**Set problem:** Find each line with the string "title" and copy it.

━━━━━ Listed entries

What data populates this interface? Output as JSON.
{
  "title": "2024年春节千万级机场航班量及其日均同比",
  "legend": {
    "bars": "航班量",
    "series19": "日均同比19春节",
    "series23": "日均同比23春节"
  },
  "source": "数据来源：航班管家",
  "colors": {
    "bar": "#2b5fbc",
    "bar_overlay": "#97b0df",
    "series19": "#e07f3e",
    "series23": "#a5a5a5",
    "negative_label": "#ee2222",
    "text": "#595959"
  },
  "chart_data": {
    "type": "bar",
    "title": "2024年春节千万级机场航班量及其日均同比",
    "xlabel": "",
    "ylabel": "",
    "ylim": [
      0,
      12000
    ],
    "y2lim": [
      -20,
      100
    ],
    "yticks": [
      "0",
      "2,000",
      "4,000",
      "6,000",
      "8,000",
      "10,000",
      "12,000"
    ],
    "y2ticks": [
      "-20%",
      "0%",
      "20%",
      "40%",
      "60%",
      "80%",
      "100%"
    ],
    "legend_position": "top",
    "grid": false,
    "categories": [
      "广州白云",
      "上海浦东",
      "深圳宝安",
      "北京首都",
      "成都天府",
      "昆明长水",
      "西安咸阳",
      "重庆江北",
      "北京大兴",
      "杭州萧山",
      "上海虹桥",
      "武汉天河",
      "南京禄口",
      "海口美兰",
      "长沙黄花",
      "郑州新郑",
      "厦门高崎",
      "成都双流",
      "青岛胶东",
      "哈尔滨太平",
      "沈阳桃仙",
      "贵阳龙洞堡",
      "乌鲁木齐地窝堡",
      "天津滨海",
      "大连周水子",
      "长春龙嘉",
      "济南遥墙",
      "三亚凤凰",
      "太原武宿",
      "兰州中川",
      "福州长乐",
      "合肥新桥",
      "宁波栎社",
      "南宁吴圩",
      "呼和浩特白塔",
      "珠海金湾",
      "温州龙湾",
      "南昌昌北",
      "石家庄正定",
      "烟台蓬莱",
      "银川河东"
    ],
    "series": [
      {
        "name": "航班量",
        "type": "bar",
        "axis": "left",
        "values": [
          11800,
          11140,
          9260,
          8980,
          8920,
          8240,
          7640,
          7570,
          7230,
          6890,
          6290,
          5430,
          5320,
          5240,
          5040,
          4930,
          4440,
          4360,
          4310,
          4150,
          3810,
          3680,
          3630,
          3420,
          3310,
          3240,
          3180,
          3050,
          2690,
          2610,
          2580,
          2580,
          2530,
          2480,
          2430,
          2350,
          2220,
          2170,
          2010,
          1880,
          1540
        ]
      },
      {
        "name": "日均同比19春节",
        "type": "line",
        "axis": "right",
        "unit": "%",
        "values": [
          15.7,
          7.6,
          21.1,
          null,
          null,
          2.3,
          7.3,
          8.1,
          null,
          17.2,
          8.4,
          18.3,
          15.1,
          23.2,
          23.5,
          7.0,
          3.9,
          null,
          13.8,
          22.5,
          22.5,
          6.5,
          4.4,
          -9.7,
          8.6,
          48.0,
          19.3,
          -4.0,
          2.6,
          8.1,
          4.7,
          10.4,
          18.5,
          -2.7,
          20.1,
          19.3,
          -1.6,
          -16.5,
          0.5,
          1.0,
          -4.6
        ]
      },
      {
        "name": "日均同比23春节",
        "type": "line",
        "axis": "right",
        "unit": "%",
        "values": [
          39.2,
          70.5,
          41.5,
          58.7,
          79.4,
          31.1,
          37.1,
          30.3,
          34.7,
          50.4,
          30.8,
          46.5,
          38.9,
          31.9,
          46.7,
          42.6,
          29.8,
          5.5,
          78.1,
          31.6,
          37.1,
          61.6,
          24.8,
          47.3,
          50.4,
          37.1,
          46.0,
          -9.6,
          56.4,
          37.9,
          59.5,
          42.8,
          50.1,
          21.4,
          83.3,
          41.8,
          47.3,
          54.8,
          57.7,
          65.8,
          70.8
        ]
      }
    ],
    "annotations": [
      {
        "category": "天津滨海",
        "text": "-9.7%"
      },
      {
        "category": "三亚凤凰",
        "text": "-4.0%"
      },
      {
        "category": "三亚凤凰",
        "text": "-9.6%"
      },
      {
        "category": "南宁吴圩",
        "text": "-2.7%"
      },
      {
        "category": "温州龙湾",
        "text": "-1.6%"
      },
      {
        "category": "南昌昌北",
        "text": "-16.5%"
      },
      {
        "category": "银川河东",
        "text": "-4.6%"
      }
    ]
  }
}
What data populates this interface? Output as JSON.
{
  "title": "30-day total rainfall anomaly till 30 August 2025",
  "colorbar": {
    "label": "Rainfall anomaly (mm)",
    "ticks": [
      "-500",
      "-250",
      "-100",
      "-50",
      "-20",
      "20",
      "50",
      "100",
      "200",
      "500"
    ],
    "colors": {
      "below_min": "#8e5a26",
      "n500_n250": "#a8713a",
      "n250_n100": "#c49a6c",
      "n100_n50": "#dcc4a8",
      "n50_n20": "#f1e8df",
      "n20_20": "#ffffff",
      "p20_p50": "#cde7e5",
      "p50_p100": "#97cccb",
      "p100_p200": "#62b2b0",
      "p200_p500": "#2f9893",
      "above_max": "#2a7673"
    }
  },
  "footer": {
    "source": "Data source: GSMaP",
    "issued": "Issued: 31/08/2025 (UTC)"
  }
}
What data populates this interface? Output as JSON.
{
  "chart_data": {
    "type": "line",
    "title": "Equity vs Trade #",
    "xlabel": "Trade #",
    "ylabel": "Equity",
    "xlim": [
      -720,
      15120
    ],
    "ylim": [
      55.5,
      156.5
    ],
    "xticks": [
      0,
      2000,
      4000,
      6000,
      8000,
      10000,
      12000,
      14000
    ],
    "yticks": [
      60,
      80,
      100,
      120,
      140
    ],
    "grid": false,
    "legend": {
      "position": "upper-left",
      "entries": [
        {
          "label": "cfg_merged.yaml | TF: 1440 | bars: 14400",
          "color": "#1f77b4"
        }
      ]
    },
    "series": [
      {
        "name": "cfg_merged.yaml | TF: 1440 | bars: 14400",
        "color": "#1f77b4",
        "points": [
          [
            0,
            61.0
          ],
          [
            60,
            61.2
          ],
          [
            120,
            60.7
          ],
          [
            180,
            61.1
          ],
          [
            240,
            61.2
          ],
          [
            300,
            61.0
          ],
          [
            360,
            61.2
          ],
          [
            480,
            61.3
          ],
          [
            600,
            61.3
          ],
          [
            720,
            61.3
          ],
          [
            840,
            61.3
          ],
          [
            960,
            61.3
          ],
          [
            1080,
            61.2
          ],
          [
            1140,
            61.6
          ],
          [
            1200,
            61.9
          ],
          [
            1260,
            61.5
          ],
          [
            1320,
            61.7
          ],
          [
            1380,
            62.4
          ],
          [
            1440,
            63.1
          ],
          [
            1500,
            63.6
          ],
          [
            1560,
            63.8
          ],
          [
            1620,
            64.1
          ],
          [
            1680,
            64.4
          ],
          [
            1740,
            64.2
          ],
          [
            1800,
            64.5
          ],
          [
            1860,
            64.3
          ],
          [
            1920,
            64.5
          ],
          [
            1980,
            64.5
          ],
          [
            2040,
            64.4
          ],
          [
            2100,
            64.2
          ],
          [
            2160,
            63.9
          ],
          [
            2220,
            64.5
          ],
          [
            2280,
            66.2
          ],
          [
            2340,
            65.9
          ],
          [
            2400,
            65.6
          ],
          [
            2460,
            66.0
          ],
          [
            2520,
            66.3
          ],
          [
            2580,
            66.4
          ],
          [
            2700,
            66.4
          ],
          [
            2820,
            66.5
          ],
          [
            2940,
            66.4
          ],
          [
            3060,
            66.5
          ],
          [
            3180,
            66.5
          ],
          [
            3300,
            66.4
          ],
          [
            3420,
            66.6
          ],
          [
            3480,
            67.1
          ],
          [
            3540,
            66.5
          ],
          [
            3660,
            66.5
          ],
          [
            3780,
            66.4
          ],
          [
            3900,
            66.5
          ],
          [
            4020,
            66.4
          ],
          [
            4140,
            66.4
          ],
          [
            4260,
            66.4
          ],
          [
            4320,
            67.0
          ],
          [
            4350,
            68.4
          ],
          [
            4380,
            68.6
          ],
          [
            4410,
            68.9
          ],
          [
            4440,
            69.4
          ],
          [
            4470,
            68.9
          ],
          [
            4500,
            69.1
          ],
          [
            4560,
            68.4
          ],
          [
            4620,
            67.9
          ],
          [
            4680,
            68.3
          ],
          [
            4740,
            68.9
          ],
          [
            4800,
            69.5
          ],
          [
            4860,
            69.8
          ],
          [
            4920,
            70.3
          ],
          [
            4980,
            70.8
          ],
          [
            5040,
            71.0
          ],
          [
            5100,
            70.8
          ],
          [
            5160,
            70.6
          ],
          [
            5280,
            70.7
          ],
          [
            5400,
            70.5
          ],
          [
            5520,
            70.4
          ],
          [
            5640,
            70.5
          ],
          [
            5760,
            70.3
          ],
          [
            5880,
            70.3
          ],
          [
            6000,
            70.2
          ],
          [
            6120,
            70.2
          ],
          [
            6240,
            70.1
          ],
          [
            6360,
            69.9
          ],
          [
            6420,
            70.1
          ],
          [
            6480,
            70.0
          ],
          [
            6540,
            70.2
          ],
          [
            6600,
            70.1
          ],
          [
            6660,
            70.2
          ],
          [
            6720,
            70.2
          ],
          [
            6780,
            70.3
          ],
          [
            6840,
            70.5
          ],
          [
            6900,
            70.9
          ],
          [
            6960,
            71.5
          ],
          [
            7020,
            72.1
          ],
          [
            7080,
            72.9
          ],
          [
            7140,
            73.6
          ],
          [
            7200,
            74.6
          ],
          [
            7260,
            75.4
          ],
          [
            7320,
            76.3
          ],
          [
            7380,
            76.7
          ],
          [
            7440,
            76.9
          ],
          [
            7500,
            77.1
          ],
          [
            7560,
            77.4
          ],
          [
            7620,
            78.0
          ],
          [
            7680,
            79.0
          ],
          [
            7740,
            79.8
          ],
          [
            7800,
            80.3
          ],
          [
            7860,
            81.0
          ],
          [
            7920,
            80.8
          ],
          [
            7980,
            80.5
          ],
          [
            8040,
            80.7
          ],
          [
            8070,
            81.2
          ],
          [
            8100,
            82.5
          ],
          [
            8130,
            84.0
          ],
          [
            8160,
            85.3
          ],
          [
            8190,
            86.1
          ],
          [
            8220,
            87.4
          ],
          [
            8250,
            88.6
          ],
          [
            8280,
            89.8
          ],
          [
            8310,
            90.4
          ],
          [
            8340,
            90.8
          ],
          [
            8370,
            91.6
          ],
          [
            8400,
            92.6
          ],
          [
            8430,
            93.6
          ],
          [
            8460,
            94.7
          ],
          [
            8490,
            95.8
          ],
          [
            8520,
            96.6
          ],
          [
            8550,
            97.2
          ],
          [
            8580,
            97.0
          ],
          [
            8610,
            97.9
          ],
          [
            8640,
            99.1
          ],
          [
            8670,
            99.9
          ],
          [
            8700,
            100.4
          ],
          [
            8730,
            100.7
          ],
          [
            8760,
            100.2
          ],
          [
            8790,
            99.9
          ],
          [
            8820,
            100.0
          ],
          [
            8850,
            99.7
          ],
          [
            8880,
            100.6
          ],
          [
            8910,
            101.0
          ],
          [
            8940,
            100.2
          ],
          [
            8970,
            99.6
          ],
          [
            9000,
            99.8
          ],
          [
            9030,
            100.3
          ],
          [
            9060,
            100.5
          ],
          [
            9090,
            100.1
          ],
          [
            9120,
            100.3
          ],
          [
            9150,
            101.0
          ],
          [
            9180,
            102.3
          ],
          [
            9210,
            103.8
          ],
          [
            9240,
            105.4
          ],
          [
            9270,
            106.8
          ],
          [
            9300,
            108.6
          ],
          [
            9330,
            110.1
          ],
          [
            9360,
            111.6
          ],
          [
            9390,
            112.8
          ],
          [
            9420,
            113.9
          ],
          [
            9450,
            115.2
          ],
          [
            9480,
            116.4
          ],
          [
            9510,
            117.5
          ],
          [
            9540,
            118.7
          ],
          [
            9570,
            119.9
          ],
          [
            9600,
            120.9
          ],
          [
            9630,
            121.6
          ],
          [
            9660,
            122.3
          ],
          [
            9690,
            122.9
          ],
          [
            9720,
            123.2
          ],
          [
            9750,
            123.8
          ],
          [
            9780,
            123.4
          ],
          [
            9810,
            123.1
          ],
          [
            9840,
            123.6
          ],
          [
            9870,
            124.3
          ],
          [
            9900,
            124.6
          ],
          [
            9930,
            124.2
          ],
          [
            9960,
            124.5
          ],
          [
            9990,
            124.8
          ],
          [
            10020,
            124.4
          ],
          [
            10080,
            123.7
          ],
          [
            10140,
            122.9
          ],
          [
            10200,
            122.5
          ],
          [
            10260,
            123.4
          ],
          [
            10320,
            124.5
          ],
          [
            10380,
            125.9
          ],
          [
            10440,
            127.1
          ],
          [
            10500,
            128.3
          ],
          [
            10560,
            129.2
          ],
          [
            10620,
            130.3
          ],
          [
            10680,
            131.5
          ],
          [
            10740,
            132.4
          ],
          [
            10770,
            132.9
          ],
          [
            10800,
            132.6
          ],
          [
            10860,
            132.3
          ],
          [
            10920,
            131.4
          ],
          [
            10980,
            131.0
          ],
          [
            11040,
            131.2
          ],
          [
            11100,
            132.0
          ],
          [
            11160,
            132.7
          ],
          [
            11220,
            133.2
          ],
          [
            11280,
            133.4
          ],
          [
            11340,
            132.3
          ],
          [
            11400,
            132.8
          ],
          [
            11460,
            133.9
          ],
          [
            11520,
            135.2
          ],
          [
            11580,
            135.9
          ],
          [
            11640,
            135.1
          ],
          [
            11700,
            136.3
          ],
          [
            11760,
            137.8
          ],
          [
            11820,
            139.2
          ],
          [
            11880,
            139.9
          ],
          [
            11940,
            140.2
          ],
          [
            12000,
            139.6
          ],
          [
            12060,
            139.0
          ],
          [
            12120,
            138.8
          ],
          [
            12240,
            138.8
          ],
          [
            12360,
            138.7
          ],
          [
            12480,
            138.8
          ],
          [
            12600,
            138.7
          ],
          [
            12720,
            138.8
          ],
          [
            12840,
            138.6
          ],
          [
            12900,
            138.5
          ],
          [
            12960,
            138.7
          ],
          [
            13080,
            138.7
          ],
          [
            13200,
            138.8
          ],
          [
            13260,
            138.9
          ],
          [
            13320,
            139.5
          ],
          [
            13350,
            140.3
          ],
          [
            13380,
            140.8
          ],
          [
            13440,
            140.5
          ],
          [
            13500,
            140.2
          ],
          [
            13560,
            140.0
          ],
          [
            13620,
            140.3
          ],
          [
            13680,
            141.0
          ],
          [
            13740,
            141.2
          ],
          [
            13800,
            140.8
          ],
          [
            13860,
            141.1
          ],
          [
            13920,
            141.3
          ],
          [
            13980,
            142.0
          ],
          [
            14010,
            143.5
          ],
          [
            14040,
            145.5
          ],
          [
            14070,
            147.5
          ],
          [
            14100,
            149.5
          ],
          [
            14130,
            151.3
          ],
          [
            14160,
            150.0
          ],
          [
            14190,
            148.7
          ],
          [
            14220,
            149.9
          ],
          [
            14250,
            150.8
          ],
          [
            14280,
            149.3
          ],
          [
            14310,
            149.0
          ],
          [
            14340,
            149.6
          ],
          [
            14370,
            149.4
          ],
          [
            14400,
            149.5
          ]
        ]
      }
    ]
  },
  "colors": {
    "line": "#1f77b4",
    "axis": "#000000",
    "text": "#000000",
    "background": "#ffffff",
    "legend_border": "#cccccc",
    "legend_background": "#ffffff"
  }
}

━━━━━━━━━━

**Output of the exercise:**
  "title": "2024年春节千万级机场航班量及其日均同比",
    "title": "2024年春节千万级机场航班量及其日均同比",
  "title": "30-day total rainfall anomaly till 30 August 2025",
    "title": "Equity vs Trade #",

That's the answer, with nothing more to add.